## start SUPPLIED RECORDS
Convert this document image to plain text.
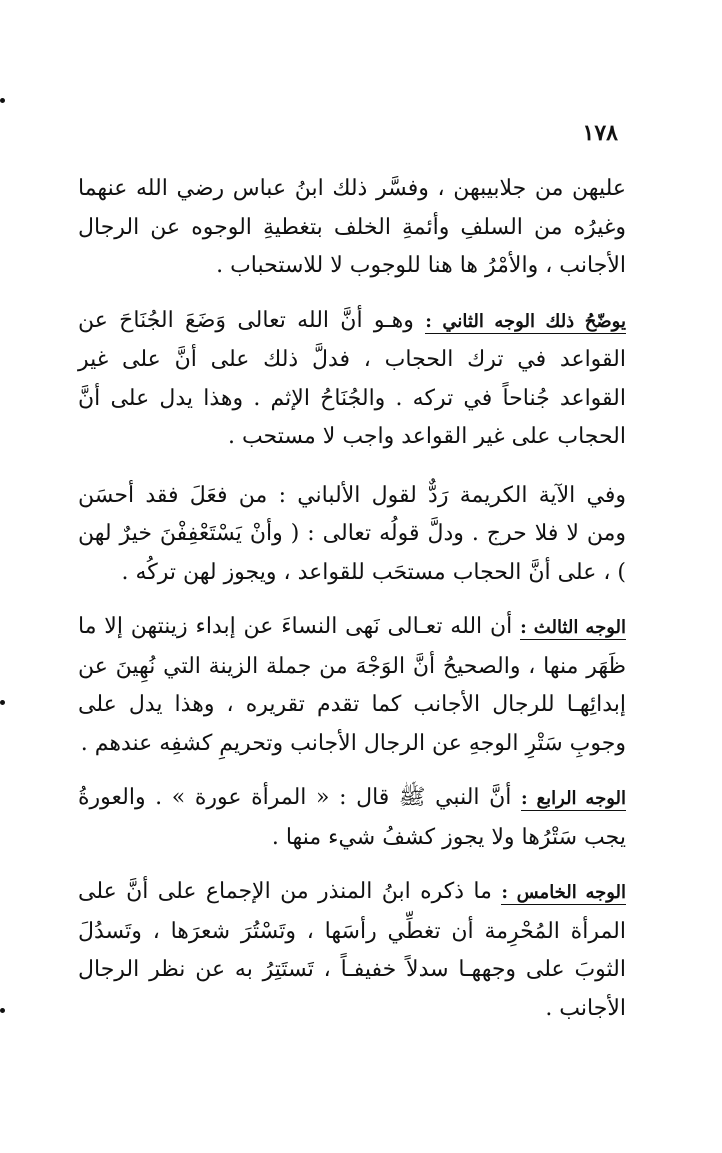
١٧٨

عليهن من جلابيبهن ، وفسَّر ذلك ابنُ عباس رضي الله عنهما وغيرُه من السلفِ وأئمةِ الخلف بتغطيةِ الوجوه عن الرجال الأجانب ، والأمْرُ ها هنا للوجوب لا للاستحباب .

يوضّحُ ذلك الوجه الثاني : وهـو أنَّ الله تعالى وَضَعَ الجُنَاحَ عن القواعد في ترك الحجاب ، فدلَّ ذلك على أنَّ على غير القواعد جُناحاً في تركه . والجُنَاحُ الإثم . وهذا يدل على أنَّ الحجاب على غير القواعد واجب لا مستحب .

وفي الآية الكريمة رَدٌّ لقول الألباني : من فعَلَ فقد أحسَن ومن لا فلا حرج . ودلَّ قولُه تعالى : ( وأنْ يَسْتَعْفِفْنَ خيرٌ لهن ) ، على أنَّ الحجاب مستحَب للقواعد ، ويجوز لهن تركُه .

الوجه الثالث : أن الله تعـالى نَهى النساءَ عن إبداء زينتهن إلا ما ظَهَر منها ، والصحيحُ أنَّ الوَجْهَ من جملة الزينة التي نُهِينَ عن إبدائِهـا للرجال الأجانب كما تقدم تقريره ، وهذا يدل على وجوبِ سَتْرِ الوجهِ عن الرجال الأجانب وتحريمِ كشفِه عندهم .

الوجه الرابع : أنَّ النبي ﷺ قال : « المرأة عورة » . والعورةُ يجب سَتْرُها ولا يجوز كشفُ شيء منها .

الوجه الخامس : ما ذكره ابنُ المنذر من الإجماع على أنَّ على المرأة المُحْرِمة أن تغطِّي رأسَها ، وتَسْتُرَ شعرَها ، وتَسدُلَ الثوبَ على وجههـا سدلاً خفيفـاً ، تَستَتِرُ به عن نظر الرجال الأجانب .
## end SUPPLIED RECORDS
## EXERCISE DETAILS
Say how many lines of the data hold the string "منها". Reply with the number alone.

## OUTPUT BELOW
2